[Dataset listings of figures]
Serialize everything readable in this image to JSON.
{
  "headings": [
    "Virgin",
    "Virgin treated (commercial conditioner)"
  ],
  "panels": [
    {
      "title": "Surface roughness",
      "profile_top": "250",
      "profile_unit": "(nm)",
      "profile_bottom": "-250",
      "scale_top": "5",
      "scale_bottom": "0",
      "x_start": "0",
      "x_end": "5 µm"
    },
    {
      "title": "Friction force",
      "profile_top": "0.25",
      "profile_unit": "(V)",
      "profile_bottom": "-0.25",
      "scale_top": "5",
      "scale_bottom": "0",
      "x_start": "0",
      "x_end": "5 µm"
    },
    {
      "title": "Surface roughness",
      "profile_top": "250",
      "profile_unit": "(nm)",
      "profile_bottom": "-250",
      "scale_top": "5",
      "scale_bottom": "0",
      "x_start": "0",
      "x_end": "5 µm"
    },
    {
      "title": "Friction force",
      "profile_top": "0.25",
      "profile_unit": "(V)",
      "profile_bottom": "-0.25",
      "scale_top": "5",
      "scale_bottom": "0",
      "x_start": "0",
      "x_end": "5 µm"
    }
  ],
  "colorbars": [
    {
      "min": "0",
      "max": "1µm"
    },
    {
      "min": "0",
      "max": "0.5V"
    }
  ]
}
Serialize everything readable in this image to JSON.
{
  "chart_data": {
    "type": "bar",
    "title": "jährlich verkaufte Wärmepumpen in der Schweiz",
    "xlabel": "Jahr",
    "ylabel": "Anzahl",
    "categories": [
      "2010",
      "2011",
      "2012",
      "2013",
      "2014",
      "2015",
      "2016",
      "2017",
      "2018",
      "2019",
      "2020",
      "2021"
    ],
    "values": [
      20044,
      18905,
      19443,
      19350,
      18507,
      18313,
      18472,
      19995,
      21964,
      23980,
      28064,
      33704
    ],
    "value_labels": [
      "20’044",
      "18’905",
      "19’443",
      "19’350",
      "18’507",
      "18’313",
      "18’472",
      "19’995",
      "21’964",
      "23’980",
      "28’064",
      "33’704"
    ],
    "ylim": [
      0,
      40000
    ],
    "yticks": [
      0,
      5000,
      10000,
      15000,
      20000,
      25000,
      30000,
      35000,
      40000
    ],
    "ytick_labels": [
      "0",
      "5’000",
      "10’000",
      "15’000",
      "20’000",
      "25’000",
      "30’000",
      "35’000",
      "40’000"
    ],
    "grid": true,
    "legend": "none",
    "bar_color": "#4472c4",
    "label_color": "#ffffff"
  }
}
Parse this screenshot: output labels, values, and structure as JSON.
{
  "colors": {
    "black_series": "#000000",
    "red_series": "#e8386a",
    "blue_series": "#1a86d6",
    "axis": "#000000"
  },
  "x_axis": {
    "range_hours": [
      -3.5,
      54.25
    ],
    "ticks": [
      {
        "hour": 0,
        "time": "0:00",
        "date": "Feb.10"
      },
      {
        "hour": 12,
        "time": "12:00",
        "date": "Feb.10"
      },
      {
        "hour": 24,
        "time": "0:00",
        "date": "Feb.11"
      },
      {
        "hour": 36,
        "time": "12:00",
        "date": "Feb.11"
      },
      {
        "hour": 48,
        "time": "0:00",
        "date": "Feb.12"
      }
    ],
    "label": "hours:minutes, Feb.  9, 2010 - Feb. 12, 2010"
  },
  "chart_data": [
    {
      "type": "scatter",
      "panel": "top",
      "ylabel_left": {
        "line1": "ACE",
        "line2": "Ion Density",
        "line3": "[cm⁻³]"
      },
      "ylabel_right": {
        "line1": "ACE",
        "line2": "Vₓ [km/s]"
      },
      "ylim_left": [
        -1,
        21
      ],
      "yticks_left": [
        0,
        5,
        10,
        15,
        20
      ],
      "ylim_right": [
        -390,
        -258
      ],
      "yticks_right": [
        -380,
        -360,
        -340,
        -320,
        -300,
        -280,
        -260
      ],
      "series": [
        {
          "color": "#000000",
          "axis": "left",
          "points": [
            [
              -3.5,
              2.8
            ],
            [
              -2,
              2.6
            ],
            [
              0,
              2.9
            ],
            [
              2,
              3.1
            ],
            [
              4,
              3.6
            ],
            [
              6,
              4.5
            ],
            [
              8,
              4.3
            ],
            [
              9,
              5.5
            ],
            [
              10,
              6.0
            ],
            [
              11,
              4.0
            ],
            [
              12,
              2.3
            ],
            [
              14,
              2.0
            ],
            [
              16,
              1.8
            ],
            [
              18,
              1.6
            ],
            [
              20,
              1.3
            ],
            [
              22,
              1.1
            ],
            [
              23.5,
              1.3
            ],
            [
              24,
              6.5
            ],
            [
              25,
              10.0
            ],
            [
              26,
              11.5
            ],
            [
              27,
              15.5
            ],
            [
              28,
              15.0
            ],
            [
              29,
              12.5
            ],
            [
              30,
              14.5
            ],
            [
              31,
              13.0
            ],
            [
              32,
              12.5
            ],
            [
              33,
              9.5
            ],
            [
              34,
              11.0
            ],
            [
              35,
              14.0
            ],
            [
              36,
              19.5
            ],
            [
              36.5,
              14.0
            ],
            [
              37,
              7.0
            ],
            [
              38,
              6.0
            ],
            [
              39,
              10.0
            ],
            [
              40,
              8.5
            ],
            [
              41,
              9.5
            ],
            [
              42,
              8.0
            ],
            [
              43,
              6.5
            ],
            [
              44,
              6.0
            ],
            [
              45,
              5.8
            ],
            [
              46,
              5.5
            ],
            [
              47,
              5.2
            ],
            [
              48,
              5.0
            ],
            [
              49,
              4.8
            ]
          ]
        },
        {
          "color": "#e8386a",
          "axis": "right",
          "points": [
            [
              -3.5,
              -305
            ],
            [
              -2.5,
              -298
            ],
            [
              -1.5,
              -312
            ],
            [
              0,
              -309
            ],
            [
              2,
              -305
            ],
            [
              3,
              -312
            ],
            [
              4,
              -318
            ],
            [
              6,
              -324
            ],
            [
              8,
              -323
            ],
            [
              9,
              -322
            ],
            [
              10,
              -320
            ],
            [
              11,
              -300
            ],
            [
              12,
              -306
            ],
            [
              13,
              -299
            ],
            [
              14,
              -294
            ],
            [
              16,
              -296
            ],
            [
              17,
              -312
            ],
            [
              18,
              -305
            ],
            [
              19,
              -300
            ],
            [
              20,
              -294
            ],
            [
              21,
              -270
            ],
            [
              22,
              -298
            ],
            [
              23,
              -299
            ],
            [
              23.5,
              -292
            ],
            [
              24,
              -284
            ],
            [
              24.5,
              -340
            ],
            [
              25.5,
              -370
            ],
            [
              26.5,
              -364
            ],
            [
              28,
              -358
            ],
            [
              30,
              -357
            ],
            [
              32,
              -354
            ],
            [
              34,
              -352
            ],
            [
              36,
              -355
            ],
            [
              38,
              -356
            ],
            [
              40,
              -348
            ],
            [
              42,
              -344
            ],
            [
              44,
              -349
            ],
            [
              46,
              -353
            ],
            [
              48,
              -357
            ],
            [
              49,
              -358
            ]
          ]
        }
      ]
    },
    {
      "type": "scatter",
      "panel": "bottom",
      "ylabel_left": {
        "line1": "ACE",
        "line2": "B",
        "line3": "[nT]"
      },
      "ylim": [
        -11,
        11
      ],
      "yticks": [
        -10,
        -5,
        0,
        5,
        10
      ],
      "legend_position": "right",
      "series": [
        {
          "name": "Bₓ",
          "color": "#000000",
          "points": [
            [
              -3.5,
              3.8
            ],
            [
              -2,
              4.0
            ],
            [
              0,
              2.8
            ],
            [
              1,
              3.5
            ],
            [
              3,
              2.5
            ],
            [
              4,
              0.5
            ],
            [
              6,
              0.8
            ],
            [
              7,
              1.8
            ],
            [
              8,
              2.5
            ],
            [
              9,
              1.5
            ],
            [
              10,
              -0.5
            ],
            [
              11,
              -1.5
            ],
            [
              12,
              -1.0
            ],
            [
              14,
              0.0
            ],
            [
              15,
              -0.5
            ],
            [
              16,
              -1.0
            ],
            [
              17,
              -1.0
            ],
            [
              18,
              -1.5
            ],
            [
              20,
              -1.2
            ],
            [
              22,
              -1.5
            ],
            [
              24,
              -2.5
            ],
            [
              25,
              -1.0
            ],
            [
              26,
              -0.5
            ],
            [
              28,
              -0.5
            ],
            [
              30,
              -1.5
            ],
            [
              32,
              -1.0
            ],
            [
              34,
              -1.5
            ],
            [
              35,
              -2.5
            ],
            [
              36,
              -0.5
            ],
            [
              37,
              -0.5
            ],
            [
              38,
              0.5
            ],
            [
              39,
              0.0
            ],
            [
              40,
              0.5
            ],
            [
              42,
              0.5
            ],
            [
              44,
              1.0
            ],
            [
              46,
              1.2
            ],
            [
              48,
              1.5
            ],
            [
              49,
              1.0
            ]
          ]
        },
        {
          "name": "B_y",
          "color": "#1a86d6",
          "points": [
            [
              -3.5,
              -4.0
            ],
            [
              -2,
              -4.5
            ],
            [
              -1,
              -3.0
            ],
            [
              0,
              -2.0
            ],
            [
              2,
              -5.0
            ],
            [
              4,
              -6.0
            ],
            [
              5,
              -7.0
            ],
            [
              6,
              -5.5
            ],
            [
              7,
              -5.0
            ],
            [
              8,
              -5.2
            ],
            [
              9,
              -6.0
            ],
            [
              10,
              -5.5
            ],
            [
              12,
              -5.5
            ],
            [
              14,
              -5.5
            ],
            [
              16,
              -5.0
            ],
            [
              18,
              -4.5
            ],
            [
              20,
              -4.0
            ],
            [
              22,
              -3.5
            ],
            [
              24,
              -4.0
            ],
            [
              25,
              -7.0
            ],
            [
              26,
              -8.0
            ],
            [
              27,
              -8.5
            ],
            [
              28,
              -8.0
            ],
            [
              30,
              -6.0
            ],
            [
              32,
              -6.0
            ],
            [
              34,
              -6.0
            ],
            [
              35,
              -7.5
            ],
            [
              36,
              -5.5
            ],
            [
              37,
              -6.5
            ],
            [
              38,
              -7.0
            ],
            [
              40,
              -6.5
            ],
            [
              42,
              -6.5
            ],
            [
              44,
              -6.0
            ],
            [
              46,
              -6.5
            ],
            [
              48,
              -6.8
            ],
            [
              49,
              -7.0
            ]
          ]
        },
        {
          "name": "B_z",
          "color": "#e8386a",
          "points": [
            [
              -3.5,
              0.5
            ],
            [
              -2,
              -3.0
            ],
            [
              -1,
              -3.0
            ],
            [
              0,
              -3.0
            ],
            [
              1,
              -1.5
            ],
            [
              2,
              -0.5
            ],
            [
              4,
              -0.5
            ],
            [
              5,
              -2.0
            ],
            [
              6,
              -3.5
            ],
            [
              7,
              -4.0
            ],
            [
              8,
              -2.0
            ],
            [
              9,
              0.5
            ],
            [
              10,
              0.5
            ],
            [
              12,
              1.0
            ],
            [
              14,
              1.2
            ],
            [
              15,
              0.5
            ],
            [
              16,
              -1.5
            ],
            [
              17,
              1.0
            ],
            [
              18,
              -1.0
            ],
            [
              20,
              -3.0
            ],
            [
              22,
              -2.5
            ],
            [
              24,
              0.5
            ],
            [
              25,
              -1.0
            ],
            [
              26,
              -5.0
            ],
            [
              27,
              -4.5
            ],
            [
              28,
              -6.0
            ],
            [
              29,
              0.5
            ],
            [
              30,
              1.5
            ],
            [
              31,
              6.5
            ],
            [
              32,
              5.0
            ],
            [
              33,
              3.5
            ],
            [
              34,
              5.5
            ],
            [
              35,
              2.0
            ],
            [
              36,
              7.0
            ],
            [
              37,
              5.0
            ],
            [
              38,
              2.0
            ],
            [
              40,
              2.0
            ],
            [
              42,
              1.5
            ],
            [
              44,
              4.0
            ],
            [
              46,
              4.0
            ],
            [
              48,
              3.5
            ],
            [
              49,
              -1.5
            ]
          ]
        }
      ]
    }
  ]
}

Set problem: Using the material above, report each line where "values" occurs.

Task result:
    "values": [
Parse this screenshot: output labels, values, and structure as JSON.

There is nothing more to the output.